→ Data for this task:
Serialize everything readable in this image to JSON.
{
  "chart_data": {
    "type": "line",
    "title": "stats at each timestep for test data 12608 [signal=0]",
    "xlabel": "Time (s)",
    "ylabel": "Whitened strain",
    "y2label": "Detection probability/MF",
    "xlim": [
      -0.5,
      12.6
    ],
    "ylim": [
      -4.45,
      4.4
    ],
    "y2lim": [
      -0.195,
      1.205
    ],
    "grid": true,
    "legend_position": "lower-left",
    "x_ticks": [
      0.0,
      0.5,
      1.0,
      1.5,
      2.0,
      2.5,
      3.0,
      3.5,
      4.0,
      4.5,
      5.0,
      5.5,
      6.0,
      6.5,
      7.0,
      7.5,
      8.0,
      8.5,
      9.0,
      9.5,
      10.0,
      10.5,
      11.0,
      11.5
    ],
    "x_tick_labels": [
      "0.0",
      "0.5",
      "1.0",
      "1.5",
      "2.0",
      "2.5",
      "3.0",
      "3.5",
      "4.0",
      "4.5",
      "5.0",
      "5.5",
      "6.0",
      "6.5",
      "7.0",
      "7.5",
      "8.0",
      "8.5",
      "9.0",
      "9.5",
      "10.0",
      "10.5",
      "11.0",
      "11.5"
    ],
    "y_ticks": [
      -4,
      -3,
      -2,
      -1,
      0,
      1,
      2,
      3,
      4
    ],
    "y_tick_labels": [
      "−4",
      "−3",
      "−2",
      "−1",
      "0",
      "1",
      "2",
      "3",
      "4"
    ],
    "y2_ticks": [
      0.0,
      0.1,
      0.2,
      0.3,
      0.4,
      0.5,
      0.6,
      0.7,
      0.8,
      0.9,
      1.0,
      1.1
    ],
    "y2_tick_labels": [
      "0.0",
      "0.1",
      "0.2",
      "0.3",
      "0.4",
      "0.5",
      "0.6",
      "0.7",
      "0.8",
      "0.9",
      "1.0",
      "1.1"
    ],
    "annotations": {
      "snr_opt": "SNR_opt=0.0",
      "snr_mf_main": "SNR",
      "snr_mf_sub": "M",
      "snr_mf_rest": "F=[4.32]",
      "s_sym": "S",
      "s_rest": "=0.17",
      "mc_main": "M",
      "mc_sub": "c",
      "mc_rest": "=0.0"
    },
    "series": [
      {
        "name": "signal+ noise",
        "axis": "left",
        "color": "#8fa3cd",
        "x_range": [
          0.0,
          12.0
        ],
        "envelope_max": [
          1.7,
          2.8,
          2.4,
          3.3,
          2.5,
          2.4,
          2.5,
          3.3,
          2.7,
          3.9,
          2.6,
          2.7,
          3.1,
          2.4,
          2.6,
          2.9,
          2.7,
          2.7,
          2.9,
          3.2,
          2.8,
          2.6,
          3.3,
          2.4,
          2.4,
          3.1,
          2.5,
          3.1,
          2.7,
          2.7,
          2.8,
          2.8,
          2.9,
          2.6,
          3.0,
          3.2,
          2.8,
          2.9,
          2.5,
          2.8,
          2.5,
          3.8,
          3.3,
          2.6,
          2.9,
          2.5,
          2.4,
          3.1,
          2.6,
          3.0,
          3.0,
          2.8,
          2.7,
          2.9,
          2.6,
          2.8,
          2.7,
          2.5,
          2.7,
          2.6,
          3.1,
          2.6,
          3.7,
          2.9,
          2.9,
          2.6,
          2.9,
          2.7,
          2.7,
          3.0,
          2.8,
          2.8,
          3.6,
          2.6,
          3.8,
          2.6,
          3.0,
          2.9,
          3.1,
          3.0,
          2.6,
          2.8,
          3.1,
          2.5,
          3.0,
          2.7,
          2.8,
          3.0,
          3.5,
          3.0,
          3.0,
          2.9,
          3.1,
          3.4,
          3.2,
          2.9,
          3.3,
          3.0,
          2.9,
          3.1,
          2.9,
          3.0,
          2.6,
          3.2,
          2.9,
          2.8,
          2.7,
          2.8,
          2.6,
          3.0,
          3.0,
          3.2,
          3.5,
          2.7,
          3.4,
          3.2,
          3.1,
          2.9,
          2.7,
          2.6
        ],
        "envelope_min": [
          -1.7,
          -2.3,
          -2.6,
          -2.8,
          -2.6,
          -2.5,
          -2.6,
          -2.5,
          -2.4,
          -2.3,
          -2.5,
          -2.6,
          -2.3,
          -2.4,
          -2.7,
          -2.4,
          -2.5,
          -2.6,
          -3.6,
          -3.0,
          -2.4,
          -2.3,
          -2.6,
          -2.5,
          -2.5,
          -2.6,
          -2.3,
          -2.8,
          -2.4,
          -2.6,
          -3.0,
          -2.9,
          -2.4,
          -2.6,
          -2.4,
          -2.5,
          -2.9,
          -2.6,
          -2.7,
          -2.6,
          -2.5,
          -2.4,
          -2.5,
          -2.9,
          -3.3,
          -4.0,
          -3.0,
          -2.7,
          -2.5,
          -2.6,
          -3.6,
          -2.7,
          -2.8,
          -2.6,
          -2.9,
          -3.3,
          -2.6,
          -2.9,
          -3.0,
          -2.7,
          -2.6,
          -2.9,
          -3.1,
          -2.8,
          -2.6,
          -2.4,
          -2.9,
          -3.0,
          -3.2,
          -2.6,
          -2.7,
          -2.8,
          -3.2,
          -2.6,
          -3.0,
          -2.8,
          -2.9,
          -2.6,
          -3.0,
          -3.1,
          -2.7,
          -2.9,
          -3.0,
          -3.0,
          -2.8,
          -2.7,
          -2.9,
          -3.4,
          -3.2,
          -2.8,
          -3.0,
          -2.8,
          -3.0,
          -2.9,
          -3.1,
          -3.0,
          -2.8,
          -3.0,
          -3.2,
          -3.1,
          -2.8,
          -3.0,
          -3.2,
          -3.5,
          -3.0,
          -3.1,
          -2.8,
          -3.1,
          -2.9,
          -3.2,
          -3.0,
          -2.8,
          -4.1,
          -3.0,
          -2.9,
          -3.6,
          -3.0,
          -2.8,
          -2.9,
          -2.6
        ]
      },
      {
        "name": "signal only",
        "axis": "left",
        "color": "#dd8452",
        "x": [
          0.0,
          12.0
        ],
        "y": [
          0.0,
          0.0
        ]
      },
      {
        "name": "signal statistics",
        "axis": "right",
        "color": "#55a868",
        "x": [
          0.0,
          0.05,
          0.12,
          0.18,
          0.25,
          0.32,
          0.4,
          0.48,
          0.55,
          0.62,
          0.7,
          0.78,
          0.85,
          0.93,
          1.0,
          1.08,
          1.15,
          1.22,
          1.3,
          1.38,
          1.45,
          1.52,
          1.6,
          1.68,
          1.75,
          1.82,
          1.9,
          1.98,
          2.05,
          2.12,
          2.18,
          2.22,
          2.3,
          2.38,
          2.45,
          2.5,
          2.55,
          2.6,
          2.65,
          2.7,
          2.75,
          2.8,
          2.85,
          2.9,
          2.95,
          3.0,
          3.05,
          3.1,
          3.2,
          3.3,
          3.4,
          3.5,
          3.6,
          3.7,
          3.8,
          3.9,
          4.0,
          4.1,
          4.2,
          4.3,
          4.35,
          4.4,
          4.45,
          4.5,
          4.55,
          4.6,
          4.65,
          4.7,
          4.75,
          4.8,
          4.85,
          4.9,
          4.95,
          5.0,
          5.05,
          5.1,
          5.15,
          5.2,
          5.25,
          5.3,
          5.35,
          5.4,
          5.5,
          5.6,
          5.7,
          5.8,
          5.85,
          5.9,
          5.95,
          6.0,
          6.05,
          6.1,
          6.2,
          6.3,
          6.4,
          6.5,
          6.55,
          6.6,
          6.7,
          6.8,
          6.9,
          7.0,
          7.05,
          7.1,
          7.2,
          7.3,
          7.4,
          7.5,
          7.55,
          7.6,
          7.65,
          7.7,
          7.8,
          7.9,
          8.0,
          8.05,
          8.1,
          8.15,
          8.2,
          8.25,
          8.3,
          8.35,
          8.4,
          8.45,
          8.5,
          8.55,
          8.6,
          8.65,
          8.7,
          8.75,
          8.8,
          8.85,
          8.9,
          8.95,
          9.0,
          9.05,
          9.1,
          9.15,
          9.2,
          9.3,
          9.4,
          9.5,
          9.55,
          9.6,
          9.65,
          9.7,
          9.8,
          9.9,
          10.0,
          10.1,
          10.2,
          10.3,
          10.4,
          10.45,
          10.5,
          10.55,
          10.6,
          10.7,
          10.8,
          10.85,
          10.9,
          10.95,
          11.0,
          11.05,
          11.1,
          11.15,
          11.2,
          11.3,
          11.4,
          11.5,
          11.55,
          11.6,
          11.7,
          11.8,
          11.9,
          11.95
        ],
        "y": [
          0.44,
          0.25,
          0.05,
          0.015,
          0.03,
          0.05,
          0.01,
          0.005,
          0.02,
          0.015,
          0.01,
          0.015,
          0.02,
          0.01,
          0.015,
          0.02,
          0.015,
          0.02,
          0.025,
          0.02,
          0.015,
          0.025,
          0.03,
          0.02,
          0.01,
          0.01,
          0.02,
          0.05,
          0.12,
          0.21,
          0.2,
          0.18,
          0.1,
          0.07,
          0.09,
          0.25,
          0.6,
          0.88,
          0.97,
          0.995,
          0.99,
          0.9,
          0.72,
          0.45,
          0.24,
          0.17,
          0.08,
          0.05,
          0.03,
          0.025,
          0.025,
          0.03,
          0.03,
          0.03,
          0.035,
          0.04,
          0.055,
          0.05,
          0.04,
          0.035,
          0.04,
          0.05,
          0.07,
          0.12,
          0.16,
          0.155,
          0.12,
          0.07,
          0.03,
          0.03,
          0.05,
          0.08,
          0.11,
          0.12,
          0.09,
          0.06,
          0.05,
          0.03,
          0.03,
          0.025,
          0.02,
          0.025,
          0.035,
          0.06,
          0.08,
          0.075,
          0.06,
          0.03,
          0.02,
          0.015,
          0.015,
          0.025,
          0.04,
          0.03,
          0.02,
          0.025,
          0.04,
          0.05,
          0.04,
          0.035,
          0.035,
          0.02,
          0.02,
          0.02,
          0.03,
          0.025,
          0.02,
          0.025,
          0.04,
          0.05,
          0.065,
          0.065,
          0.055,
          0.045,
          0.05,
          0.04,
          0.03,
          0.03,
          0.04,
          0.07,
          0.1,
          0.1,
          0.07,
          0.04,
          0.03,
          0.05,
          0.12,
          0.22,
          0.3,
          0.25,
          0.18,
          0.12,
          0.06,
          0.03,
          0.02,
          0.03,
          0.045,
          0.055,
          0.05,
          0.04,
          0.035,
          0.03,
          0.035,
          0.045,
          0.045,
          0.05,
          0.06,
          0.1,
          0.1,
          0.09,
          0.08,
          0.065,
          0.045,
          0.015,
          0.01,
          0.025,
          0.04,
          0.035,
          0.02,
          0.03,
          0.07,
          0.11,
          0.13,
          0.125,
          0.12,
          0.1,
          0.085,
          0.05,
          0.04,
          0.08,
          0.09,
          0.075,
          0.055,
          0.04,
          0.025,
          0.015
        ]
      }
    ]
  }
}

→ Task objective: Show the lines of the records that include the string "signal".

→ Result for this exercise:
    "title": "stats at each timestep for test data 12608 [signal=0]",
        "name": "signal+ noise",
        "name": "signal only",
        "name": "signal statistics",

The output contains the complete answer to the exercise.